## TASK PROMPT
Copy all lines that contain the word "Static".

## RECORDS TO PROCESS
[Start]

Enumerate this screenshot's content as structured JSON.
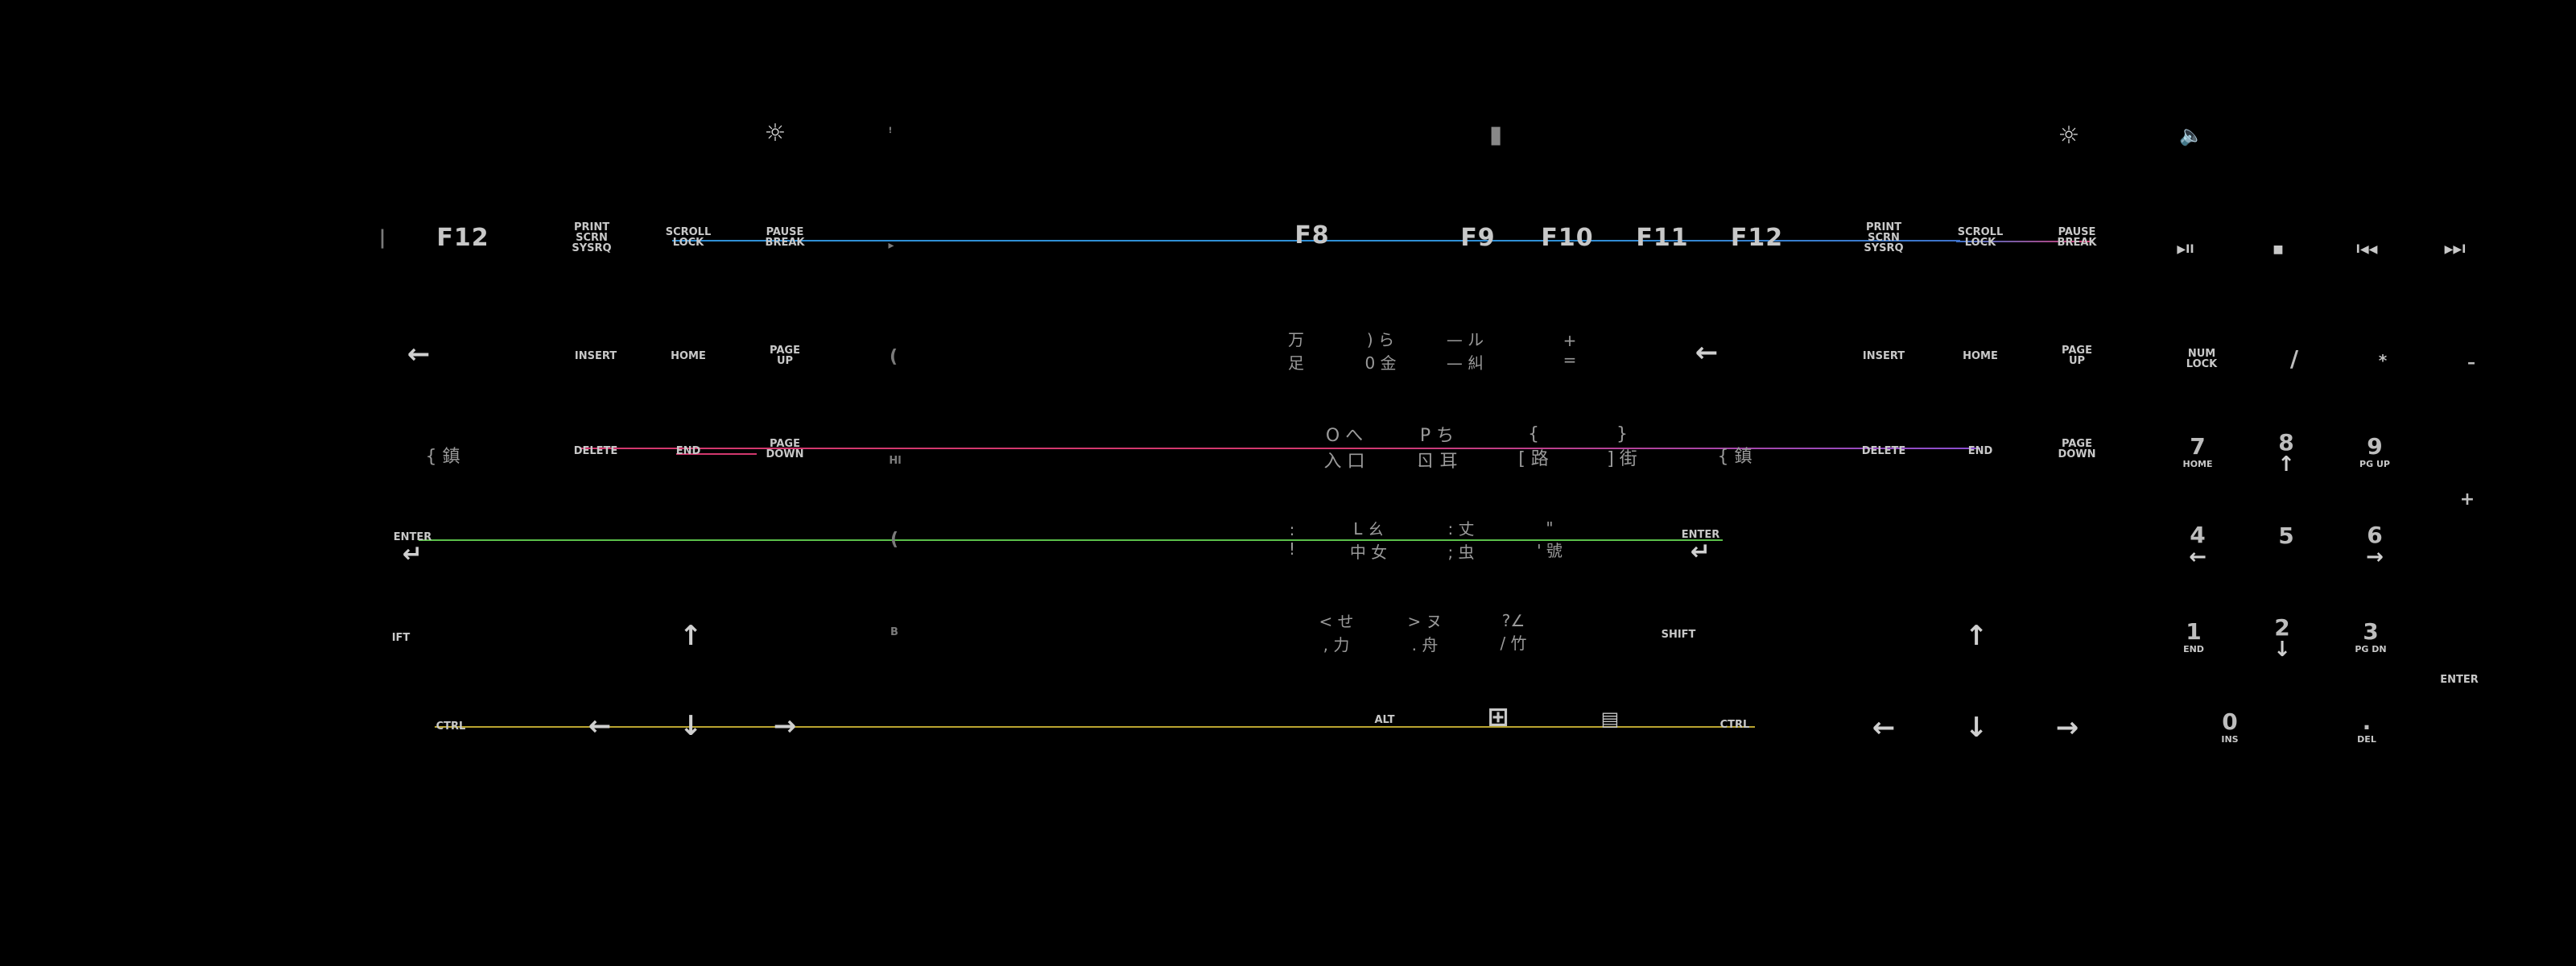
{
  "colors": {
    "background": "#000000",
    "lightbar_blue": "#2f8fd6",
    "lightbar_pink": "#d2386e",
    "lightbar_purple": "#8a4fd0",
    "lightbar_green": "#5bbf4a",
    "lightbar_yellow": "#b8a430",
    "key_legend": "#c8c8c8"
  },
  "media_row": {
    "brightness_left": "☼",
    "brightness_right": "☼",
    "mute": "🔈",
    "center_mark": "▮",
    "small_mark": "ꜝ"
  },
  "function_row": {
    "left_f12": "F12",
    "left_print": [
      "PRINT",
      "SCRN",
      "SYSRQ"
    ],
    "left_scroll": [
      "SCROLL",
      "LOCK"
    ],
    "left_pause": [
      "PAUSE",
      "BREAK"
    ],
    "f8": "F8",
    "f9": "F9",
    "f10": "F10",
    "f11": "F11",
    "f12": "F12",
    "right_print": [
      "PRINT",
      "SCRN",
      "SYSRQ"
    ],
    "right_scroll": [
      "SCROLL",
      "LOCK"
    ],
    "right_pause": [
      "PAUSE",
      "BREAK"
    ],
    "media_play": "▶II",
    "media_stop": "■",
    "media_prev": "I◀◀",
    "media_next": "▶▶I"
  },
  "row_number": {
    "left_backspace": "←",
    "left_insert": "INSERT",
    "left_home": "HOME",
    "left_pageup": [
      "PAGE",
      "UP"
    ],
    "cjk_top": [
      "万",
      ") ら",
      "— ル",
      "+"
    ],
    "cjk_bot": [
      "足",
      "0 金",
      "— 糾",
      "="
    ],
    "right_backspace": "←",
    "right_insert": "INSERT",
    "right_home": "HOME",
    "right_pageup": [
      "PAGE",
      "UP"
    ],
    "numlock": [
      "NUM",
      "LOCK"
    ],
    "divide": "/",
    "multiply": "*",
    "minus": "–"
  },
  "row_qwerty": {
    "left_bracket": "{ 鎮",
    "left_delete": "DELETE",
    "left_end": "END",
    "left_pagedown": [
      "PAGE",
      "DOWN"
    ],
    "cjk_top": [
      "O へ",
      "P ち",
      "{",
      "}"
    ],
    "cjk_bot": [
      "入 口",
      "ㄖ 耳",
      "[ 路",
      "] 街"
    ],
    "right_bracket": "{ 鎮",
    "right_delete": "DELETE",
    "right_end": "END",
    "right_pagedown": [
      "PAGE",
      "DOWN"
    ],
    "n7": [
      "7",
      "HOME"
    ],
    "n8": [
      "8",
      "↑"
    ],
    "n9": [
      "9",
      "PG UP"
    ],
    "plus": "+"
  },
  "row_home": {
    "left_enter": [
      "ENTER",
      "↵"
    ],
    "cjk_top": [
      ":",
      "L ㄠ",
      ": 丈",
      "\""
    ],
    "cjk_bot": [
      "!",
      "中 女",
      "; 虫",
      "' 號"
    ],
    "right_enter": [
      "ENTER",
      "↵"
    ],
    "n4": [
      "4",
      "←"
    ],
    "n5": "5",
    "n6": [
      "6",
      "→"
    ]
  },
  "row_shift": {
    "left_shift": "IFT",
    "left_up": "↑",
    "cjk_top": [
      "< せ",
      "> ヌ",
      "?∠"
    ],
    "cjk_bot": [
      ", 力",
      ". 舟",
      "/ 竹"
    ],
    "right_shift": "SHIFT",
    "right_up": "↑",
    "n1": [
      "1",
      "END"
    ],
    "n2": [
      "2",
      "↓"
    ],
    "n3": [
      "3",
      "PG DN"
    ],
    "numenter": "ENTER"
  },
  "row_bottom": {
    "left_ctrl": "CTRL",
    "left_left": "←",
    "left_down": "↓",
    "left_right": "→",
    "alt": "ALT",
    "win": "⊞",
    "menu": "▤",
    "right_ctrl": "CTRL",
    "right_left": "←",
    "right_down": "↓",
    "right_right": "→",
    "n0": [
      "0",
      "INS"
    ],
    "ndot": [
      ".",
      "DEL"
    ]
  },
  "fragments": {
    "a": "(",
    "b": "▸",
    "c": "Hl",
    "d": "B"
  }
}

[End]
[Start]

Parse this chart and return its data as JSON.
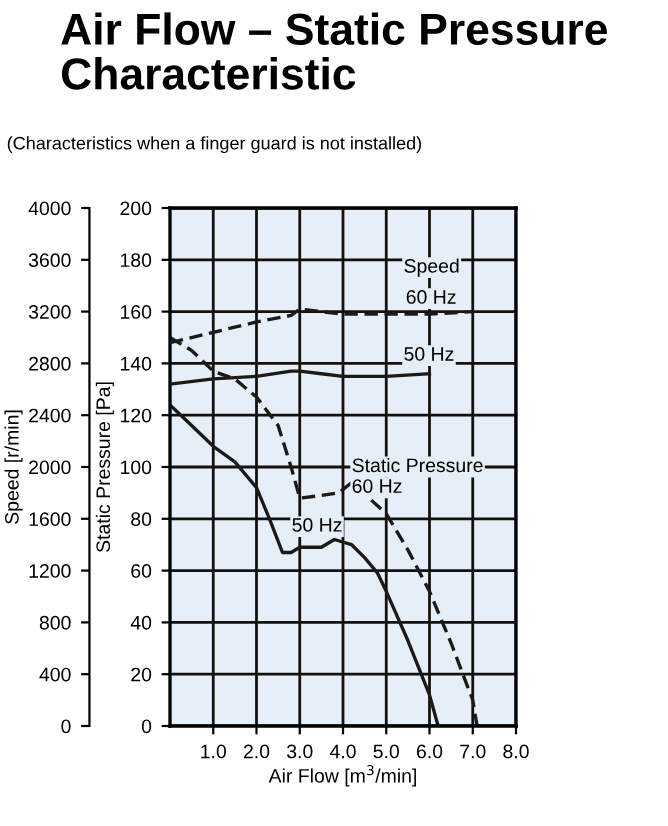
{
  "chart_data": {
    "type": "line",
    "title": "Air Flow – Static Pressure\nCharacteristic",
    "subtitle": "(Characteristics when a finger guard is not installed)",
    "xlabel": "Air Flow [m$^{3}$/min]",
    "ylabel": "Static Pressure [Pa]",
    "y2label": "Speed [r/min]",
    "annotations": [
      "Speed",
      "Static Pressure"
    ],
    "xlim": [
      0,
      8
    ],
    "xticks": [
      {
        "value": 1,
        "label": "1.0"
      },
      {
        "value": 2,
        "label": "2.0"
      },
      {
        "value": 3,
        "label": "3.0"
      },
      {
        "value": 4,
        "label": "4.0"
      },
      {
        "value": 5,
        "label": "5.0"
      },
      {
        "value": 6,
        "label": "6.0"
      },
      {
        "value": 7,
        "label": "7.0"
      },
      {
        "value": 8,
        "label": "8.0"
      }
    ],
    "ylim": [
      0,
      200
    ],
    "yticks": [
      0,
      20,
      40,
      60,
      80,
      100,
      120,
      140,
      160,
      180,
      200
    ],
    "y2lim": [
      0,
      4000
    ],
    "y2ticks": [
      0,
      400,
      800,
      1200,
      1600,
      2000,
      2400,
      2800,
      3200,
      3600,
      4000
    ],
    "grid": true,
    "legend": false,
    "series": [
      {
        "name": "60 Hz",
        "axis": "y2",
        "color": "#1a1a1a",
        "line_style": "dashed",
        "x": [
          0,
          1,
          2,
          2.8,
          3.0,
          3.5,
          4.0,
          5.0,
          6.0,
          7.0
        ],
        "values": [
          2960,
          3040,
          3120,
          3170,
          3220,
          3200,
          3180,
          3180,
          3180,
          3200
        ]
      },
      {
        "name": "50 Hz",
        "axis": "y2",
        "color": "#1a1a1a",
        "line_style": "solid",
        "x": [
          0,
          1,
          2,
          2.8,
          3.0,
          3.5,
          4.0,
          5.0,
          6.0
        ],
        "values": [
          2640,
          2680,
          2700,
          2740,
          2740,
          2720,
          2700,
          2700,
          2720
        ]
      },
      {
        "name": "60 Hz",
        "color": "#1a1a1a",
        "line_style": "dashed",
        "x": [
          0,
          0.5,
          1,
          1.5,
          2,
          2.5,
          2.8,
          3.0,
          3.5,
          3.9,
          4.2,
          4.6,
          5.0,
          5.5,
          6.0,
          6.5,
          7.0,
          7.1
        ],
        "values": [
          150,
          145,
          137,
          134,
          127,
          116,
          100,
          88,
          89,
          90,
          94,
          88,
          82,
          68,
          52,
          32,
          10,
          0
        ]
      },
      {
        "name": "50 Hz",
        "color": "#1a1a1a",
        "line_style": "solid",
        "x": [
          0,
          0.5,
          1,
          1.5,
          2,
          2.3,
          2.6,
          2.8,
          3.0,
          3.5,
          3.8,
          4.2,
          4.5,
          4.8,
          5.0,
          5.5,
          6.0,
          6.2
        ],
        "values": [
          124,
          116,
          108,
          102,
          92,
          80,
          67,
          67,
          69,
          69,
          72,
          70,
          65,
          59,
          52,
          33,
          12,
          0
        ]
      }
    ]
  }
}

[End]
[Start]

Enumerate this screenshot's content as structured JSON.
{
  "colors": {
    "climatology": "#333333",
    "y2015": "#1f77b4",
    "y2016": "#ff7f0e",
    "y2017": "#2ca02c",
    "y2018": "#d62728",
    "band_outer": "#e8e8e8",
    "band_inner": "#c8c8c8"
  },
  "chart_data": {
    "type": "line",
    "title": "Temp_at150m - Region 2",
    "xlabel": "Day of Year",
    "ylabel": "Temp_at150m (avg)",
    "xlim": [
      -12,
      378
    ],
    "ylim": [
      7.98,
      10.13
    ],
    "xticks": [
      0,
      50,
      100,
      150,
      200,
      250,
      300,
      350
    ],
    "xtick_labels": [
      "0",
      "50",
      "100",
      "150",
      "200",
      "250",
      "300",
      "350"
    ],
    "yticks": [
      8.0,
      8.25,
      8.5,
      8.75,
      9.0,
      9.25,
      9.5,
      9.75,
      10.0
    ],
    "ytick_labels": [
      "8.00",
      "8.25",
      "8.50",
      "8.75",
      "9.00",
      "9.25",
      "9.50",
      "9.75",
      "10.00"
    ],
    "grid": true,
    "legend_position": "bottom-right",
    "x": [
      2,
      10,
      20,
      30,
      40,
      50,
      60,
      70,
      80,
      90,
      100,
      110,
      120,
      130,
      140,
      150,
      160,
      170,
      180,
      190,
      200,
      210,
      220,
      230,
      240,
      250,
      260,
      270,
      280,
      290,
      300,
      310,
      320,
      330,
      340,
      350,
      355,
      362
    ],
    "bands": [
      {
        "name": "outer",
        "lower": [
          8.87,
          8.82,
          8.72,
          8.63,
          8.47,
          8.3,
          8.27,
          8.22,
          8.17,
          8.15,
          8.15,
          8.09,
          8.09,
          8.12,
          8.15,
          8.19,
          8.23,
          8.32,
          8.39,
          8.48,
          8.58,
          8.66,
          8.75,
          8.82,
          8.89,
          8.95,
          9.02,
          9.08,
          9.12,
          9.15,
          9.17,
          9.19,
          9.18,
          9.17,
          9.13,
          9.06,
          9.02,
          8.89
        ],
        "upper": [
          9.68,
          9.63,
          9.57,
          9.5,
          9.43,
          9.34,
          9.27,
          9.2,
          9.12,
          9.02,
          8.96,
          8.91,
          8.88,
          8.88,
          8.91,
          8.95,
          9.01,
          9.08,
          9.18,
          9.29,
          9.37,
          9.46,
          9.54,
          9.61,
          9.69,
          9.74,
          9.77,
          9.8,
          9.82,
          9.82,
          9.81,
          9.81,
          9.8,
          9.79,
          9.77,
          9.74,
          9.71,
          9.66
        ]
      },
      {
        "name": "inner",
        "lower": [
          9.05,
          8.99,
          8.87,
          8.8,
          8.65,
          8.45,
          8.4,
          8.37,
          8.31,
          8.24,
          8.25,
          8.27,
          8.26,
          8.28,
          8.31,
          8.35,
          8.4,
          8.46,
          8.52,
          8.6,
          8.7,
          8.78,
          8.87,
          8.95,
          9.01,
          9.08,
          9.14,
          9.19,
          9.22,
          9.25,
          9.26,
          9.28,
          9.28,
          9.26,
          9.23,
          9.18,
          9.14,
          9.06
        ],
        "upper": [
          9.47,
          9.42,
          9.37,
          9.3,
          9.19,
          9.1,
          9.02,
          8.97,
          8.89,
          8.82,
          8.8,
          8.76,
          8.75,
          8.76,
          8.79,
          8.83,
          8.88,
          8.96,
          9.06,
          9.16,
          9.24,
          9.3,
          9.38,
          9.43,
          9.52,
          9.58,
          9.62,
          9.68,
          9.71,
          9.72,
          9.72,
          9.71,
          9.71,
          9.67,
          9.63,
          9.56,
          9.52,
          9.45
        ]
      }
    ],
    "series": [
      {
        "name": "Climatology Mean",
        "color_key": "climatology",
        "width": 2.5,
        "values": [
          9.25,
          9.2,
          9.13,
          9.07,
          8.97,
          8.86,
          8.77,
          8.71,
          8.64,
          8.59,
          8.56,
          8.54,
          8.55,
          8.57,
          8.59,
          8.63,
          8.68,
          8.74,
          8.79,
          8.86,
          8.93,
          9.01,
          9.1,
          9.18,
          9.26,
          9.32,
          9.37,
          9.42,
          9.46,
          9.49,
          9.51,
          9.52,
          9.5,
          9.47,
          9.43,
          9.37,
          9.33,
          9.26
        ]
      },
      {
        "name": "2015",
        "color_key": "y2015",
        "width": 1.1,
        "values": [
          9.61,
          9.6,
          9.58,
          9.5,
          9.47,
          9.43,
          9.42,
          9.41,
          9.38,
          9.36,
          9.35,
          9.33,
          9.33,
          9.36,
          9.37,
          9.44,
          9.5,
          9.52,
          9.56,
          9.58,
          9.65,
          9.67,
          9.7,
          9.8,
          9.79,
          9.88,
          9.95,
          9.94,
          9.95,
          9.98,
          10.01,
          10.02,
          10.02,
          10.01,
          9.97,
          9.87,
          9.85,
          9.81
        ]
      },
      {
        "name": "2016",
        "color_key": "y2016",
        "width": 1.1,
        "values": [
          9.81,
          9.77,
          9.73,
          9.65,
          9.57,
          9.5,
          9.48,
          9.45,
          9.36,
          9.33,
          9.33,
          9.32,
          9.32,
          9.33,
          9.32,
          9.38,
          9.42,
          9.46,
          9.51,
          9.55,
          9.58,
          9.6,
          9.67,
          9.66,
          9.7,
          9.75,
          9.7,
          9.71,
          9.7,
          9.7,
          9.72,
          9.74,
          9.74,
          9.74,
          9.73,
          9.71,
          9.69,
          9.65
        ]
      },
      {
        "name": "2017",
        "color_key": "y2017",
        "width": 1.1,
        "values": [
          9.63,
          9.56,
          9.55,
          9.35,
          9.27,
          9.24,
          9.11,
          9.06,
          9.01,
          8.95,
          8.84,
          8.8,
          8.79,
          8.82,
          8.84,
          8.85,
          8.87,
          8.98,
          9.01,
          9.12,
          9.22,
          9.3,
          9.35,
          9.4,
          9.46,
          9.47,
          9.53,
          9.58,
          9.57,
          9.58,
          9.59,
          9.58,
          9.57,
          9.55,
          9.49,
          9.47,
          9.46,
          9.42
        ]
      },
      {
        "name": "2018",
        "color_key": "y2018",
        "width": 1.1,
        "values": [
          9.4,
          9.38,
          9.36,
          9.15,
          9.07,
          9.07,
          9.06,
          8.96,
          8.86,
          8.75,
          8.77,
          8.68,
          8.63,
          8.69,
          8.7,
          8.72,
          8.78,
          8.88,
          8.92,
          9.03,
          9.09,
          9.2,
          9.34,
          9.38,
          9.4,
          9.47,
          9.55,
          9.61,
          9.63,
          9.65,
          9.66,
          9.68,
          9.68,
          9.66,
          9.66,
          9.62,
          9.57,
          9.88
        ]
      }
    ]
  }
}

[End]

## SOLUTION TO THIS PROBLEM
    "title": "Air Flow – Static Pressure\nCharacteristic",
    "ylabel": "Static Pressure [Pa]",
      "Static Pressure"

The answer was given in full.